** start MATERIAL SUPPLIED **

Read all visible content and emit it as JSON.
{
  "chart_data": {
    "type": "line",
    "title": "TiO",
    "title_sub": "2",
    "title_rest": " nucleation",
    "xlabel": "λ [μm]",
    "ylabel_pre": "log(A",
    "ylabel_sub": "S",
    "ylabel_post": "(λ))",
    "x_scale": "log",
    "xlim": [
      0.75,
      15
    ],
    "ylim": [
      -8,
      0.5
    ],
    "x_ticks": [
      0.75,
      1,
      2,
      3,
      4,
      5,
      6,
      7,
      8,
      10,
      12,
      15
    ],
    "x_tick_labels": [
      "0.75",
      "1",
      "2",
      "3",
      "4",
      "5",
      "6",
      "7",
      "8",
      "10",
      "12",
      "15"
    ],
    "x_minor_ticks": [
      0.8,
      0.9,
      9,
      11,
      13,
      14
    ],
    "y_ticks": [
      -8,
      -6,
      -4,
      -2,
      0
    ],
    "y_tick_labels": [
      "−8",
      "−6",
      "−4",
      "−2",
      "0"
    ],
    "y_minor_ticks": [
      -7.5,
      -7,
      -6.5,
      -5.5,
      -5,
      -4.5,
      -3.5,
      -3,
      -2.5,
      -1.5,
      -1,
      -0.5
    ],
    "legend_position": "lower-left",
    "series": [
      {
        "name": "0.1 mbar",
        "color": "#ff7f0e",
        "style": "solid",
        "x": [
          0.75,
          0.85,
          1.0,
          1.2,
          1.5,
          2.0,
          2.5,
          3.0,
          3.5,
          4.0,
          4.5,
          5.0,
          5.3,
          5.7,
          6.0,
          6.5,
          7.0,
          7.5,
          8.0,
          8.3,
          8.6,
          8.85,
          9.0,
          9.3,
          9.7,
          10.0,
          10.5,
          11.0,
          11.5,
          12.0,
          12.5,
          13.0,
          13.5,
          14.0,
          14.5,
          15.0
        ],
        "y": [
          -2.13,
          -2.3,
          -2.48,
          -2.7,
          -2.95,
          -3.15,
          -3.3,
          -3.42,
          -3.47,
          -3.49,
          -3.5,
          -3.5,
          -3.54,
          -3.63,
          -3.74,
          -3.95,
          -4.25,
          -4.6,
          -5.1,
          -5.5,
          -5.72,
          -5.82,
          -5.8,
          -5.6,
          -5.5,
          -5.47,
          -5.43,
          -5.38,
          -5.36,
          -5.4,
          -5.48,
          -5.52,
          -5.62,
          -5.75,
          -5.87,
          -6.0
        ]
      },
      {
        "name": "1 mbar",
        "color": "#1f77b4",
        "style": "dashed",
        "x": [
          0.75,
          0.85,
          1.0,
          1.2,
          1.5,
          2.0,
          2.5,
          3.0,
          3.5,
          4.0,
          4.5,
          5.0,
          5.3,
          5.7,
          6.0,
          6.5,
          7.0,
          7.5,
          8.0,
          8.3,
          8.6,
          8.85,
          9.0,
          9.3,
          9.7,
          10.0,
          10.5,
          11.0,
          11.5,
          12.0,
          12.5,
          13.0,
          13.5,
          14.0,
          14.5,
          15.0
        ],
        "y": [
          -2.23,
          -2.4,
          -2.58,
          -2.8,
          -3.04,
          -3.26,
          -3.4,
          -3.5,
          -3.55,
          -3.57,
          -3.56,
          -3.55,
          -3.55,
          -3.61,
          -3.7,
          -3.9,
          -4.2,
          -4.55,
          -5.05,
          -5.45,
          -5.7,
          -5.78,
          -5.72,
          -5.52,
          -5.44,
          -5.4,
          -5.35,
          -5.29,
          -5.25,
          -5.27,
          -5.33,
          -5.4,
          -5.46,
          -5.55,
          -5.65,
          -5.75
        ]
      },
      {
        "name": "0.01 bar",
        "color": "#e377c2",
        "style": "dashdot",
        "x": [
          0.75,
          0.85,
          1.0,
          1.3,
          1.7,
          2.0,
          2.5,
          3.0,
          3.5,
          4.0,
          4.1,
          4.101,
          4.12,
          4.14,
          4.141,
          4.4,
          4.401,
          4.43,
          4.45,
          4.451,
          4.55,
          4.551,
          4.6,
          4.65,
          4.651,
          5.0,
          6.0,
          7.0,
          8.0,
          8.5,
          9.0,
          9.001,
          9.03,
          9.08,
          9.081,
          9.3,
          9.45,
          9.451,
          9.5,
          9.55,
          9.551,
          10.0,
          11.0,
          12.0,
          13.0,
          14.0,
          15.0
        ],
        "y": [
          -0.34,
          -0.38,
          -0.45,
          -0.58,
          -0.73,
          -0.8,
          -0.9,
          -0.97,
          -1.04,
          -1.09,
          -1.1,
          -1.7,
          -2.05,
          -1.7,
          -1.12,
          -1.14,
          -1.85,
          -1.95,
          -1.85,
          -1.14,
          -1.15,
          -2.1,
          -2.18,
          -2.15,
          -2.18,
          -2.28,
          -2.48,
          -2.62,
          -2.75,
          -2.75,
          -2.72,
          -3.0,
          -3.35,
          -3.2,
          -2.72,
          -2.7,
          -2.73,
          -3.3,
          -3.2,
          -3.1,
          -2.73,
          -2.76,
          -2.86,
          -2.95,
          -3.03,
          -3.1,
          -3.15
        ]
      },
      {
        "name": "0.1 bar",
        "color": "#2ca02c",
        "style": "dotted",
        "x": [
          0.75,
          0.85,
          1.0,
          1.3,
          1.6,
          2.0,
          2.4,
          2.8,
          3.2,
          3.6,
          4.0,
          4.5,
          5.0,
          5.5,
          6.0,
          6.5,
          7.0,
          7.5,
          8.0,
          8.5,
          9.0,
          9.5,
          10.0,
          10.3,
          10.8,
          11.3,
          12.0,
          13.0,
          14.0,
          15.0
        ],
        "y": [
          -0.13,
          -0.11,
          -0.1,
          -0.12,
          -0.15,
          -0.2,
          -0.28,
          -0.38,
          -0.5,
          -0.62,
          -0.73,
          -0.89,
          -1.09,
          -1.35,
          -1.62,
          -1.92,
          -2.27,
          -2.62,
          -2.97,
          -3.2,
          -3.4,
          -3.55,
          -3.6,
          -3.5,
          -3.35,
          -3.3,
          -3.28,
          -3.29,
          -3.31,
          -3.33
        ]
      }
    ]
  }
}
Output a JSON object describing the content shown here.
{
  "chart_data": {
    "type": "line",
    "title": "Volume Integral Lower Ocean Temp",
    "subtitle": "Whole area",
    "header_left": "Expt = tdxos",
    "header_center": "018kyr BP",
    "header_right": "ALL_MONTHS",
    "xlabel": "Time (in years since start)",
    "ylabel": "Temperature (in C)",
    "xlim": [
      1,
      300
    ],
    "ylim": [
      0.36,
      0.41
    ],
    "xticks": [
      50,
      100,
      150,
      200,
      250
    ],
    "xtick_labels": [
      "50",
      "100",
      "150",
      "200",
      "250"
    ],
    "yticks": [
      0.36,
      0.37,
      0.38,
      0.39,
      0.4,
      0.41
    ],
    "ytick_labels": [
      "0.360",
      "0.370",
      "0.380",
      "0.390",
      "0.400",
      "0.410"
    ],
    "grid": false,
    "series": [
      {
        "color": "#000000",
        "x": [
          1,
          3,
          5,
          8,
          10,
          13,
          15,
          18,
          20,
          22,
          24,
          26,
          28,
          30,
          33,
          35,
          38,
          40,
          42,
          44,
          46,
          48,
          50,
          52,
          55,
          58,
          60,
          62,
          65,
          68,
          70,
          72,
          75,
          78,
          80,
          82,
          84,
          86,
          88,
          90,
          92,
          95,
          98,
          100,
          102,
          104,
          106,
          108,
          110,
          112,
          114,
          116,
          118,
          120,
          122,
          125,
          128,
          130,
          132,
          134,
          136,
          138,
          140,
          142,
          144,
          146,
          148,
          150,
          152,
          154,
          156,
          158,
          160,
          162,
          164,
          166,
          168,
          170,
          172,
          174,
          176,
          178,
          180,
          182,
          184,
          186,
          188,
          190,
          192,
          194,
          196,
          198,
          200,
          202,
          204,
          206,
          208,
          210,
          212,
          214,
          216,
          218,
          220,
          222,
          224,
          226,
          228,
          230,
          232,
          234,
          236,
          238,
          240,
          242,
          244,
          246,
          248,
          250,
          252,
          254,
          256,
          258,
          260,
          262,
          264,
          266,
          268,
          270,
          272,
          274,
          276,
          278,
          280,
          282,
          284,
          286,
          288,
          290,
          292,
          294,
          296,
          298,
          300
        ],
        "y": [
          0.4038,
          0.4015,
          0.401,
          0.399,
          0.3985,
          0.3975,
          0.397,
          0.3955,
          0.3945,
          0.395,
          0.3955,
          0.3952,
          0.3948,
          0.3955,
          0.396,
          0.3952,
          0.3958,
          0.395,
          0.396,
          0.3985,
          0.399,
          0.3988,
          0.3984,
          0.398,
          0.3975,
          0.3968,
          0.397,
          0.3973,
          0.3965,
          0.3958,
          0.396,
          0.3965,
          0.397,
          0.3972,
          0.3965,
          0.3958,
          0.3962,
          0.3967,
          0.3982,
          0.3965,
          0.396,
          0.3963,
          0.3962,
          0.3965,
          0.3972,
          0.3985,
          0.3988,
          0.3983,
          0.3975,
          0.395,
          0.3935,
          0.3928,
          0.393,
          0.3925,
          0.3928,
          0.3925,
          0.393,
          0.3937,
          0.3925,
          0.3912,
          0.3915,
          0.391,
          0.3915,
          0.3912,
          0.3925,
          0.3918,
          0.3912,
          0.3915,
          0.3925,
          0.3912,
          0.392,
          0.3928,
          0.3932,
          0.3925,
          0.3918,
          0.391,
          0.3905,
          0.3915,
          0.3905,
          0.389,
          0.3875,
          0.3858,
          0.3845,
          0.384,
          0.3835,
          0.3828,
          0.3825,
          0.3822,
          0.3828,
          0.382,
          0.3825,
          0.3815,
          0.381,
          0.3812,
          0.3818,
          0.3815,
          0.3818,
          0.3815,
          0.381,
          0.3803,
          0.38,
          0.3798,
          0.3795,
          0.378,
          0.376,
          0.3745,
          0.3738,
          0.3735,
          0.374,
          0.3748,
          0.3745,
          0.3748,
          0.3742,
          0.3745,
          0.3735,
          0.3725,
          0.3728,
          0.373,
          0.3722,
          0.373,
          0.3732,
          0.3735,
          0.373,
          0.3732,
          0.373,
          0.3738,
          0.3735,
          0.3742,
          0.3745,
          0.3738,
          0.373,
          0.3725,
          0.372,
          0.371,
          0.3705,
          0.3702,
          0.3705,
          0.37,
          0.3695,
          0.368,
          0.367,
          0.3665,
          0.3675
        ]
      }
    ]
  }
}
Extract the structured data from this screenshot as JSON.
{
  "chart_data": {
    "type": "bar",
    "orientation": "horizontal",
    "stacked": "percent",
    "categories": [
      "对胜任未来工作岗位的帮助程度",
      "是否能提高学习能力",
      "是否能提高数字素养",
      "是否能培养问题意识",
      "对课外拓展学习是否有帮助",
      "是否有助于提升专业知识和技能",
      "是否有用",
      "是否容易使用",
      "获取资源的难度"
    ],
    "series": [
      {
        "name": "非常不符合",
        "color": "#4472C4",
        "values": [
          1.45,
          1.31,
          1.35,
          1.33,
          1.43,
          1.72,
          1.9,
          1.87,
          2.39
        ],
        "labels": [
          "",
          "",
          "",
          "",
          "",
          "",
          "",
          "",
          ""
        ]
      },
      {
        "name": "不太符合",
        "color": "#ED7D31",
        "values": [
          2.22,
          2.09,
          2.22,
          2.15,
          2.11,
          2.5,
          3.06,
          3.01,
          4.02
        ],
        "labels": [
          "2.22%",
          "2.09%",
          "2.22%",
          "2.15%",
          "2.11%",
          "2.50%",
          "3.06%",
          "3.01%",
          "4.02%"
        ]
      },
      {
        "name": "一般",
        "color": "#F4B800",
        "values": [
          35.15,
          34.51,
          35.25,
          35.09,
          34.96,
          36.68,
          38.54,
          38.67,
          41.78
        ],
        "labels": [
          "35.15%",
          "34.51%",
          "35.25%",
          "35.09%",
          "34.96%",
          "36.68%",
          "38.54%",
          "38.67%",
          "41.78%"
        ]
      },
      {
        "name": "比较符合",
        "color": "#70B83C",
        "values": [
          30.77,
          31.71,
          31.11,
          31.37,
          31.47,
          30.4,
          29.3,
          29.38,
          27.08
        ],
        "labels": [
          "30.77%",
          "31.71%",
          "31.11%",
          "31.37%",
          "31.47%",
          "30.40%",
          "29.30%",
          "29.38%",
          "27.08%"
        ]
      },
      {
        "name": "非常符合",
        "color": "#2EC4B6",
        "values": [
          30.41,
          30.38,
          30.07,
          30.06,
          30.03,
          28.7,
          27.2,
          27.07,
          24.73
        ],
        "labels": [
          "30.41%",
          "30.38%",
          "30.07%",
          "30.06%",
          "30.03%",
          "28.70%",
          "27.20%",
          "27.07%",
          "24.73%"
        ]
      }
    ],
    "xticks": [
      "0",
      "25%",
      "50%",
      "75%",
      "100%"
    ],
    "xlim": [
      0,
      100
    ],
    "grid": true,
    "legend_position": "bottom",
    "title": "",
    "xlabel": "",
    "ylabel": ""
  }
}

** end MATERIAL SUPPLIED **

THE PROBLEM:
Determine how many lines in the records contain "JSON", and reply with the number only.

REPLY TO THE TASK:
3